(Dataset entries)
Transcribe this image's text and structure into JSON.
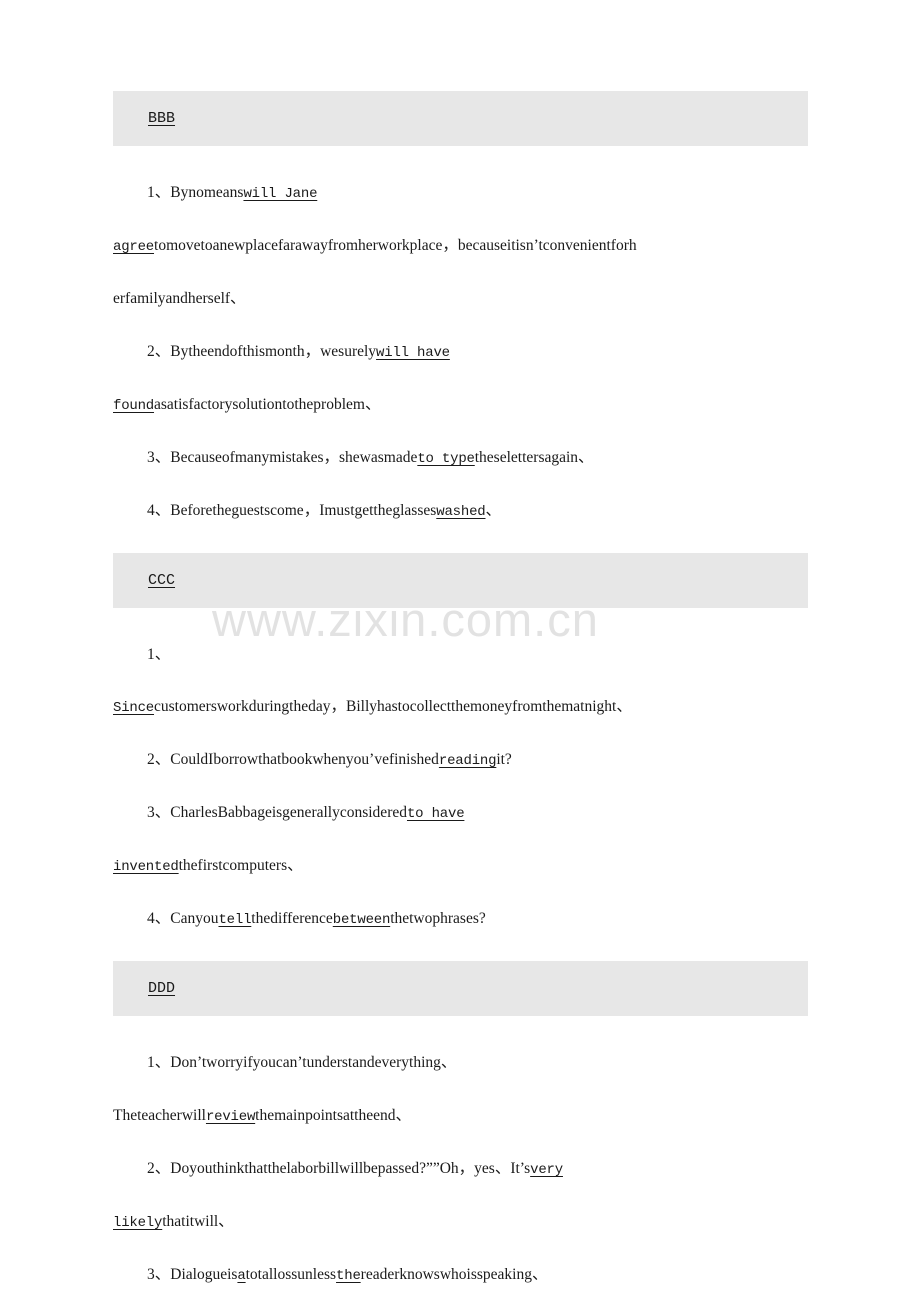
{
  "document": {
    "type": "grammar-answer-key",
    "watermark": "www.zixin.com.cn",
    "background_color": "#ffffff",
    "band_color": "#e7e7e7",
    "text_color": "#1a1a1a"
  },
  "sections": [
    {
      "heading": "BBB ",
      "items": [
        {
          "number": "1、",
          "lines": [
            [
              {
                "text": "Bynomeans",
                "underline": false,
                "mono": false
              },
              {
                "text": "will Jane ",
                "underline": true,
                "mono": true
              }
            ],
            [
              {
                "text": "agree",
                "underline": true,
                "mono": true
              },
              {
                "text": "tomovetoanewplacefarawayfromherworkplace，becauseitisn’tconvenientforh",
                "underline": false,
                "mono": false
              }
            ],
            [
              {
                "text": "erfamilyandherself、",
                "underline": false,
                "mono": false
              }
            ]
          ]
        },
        {
          "number": "2、",
          "lines": [
            [
              {
                "text": "Bytheendofthismonth，wesurely",
                "underline": false,
                "mono": false
              },
              {
                "text": "will have ",
                "underline": true,
                "mono": true
              }
            ],
            [
              {
                "text": "found",
                "underline": true,
                "mono": true
              },
              {
                "text": "asatisfactorysolutiontotheproblem、",
                "underline": false,
                "mono": false
              }
            ]
          ]
        },
        {
          "number": "3、",
          "lines": [
            [
              {
                "text": "Becauseofmanymistakes，shewasmade",
                "underline": false,
                "mono": false
              },
              {
                "text": "to type",
                "underline": true,
                "mono": true
              },
              {
                "text": "theselettersagain、",
                "underline": false,
                "mono": false
              }
            ]
          ]
        },
        {
          "number": "4、",
          "lines": [
            [
              {
                "text": "Beforetheguestscome，Imustgettheglasses",
                "underline": false,
                "mono": false
              },
              {
                "text": "washed",
                "underline": true,
                "mono": true
              },
              {
                "text": "、",
                "underline": false,
                "mono": false
              }
            ]
          ]
        }
      ]
    },
    {
      "heading": "CCC ",
      "items": [
        {
          "number": "1、",
          "lines": [
            [],
            [
              {
                "text": "Since",
                "underline": true,
                "mono": true
              },
              {
                "text": "customersworkduringtheday，Billyhastocollectthemoneyfromthematnight、",
                "underline": false,
                "mono": false
              }
            ]
          ]
        },
        {
          "number": "2、",
          "lines": [
            [
              {
                "text": "CouldIborrowthatbookwhenyou’vefinished",
                "underline": false,
                "mono": false
              },
              {
                "text": "reading",
                "underline": true,
                "mono": true
              },
              {
                "text": "it?",
                "underline": false,
                "mono": false
              }
            ]
          ]
        },
        {
          "number": "3、",
          "lines": [
            [
              {
                "text": "CharlesBabbageisgenerallyconsidered",
                "underline": false,
                "mono": false
              },
              {
                "text": "to have ",
                "underline": true,
                "mono": true
              }
            ],
            [
              {
                "text": "invented",
                "underline": true,
                "mono": true
              },
              {
                "text": "thefirstcomputers、",
                "underline": false,
                "mono": false
              }
            ]
          ]
        },
        {
          "number": "4、",
          "lines": [
            [
              {
                "text": "Canyou",
                "underline": false,
                "mono": false
              },
              {
                "text": "tell",
                "underline": true,
                "mono": true
              },
              {
                "text": "thedifference",
                "underline": false,
                "mono": false
              },
              {
                "text": "between",
                "underline": true,
                "mono": true
              },
              {
                "text": "thetwophrases?",
                "underline": false,
                "mono": false
              }
            ]
          ]
        }
      ]
    },
    {
      "heading": "DDD ",
      "items": [
        {
          "number": "1、",
          "lines": [
            [
              {
                "text": "Don’tworryifyoucan’tunderstandeverything、",
                "underline": false,
                "mono": false
              }
            ],
            [
              {
                "text": "Theteacherwill",
                "underline": false,
                "mono": false
              },
              {
                "text": "review",
                "underline": true,
                "mono": true
              },
              {
                "text": "themainpointsattheend、",
                "underline": false,
                "mono": false
              }
            ]
          ]
        },
        {
          "number": "2、",
          "lines": [
            [
              {
                "text": "Doyouthinkthatthelaborbillwillbepassed?””Oh，yes、It’s",
                "underline": false,
                "mono": false
              },
              {
                "text": "very ",
                "underline": true,
                "mono": true
              }
            ],
            [
              {
                "text": "likely",
                "underline": true,
                "mono": true
              },
              {
                "text": "thatitwill、",
                "underline": false,
                "mono": false
              }
            ]
          ]
        },
        {
          "number": "3、",
          "lines": [
            [
              {
                "text": "Dialogueis",
                "underline": false,
                "mono": false
              },
              {
                "text": "a",
                "underline": true,
                "mono": true
              },
              {
                "text": "totallossunless",
                "underline": false,
                "mono": false
              },
              {
                "text": "the",
                "underline": true,
                "mono": true
              },
              {
                "text": "readerknowswhoisspeaking、",
                "underline": false,
                "mono": false
              }
            ]
          ]
        }
      ]
    }
  ]
}
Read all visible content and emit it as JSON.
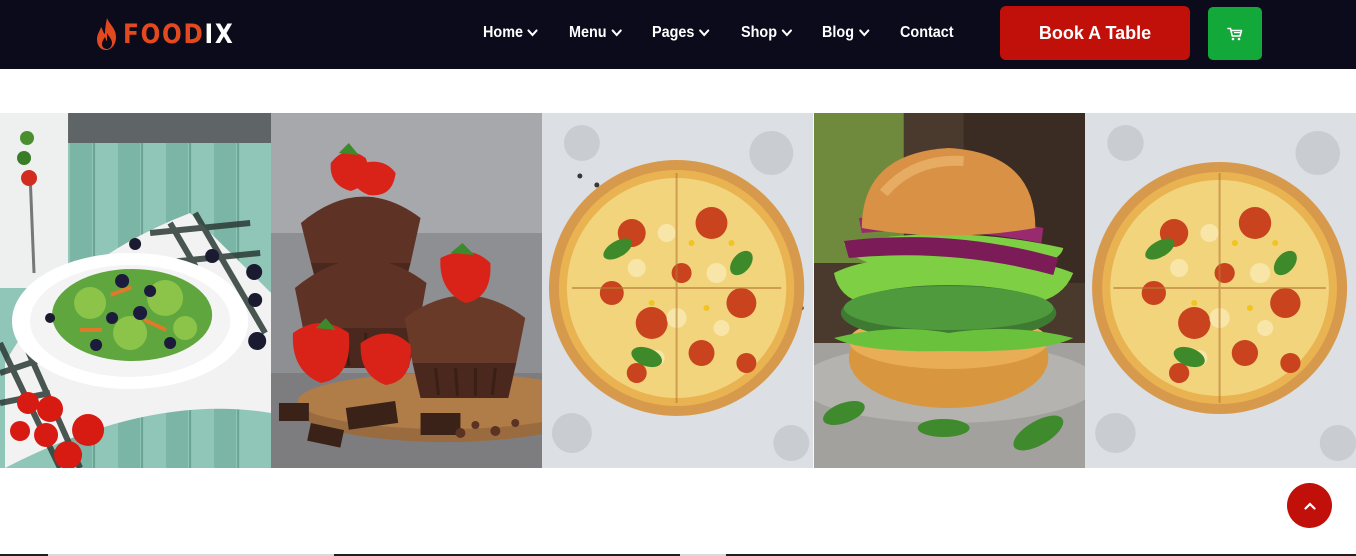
{
  "brand": {
    "name_head": "FOOD",
    "name_tail": "IX",
    "logo_icon": "flame-icon",
    "accent": "#e3491f"
  },
  "nav": {
    "items": [
      {
        "label": "Home",
        "has_dropdown": true
      },
      {
        "label": "Menu",
        "has_dropdown": true
      },
      {
        "label": "Pages",
        "has_dropdown": true
      },
      {
        "label": "Shop",
        "has_dropdown": true
      },
      {
        "label": "Blog",
        "has_dropdown": true
      },
      {
        "label": "Contact",
        "has_dropdown": false
      }
    ],
    "dropdown_icon": "chevron-down-icon"
  },
  "header_actions": {
    "book_label": "Book A Table",
    "cart_icon": "cart-icon",
    "book_color": "#c10f0a",
    "cart_color": "#13a83a"
  },
  "gallery": {
    "images": [
      {
        "subject": "salad",
        "icon": "salad-image"
      },
      {
        "subject": "muffins",
        "icon": "muffin-image"
      },
      {
        "subject": "pizza",
        "icon": "pizza-image"
      },
      {
        "subject": "burger",
        "icon": "burger-image"
      },
      {
        "subject": "pizza",
        "icon": "pizza-image"
      }
    ]
  },
  "scroll_top": {
    "icon": "chevron-up-icon",
    "color": "#c10f0a"
  },
  "colors": {
    "header_bg": "#0c0b1c"
  }
}
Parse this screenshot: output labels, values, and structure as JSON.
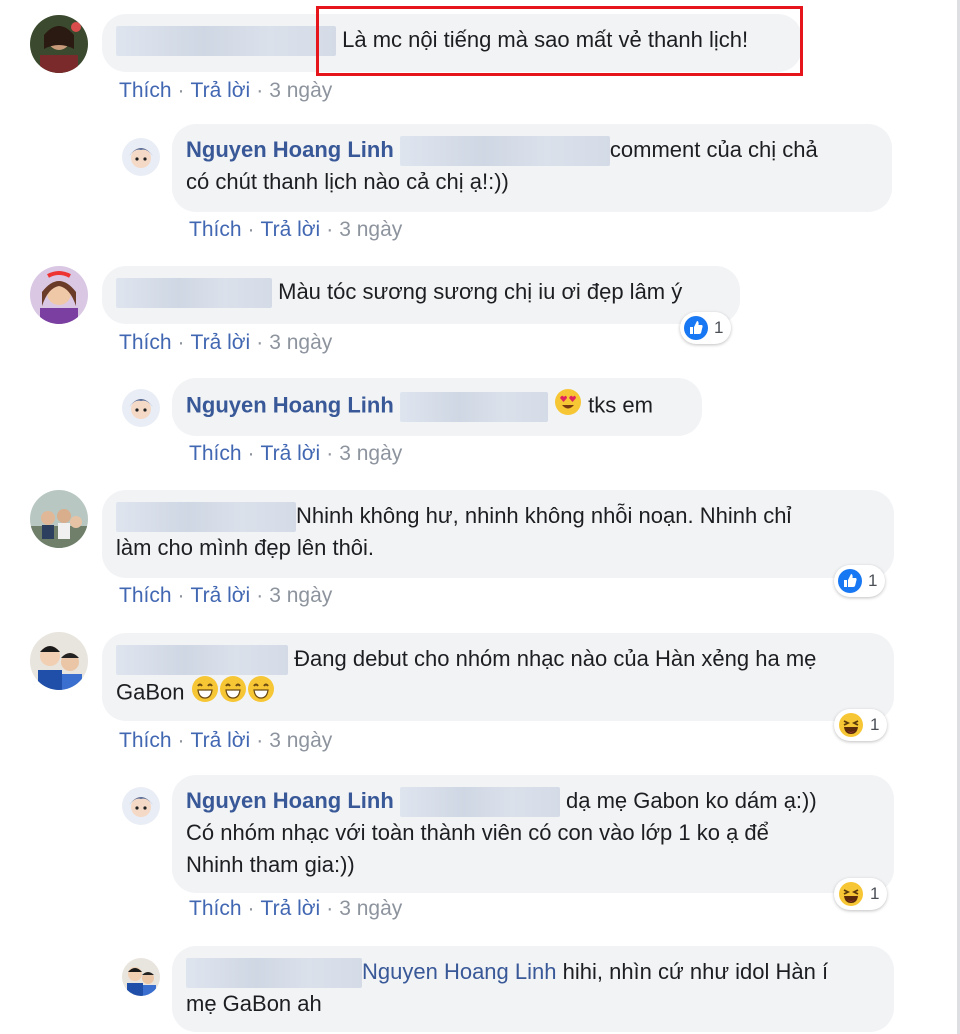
{
  "actions": {
    "like": "Thích",
    "reply": "Trả lời",
    "separator": "·",
    "time": "3 ngày"
  },
  "comments": [
    {
      "text": "Là mc nội tiếng mà sao mất vẻ thanh lịch!"
    },
    {
      "author": "Nguyen Hoang Linh",
      "text_line1": "comment của chị chả",
      "text_line2": "có chút thanh lịch nào cả chị ạ!:))"
    },
    {
      "text": "Màu tóc sương sương chị iu ơi đẹp lâm ý",
      "reaction_count": "1",
      "reaction": "like-icon"
    },
    {
      "author": "Nguyen Hoang Linh",
      "text": "tks em",
      "emoji": "heart-eyes-emoji"
    },
    {
      "text_line1": "Nhinh không hư, nhinh không nhỗi noạn. Nhinh chỉ",
      "text_line2": "làm cho mình đẹp lên thôi.",
      "reaction_count": "1",
      "reaction": "like-icon"
    },
    {
      "text_line1": "Đang debut cho nhóm nhạc nào của Hàn xẻng ha mẹ",
      "text_line2": "GaBon",
      "emoji": "grinning-emoji",
      "reaction_count": "1",
      "reaction": "haha-icon"
    },
    {
      "author": "Nguyen Hoang Linh",
      "text_line1": "dạ mẹ Gabon ko dám ạ:))",
      "text_line2": "Có nhóm nhạc với toàn thành viên có con vào lớp 1 ko ạ để",
      "text_line3": "Nhinh tham gia:))",
      "reaction_count": "1",
      "reaction": "haha-icon"
    },
    {
      "mention": "Nguyen Hoang Linh",
      "text_line1": "hihi, nhìn cứ như idol Hàn í",
      "text_line2": "mẹ GaBon ah"
    }
  ],
  "colors": {
    "link": "#4267b2",
    "name": "#385898",
    "bubble": "#f2f3f5",
    "highlight": "#e5151b",
    "like_blue": "#1877f2",
    "emoji_yellow": "#f7c634"
  }
}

* TO DO *
Determine how many lines in the listing above hold the word "chevron", answering with the number only.

* SOLUTION FOR THIS EXERCISE *
2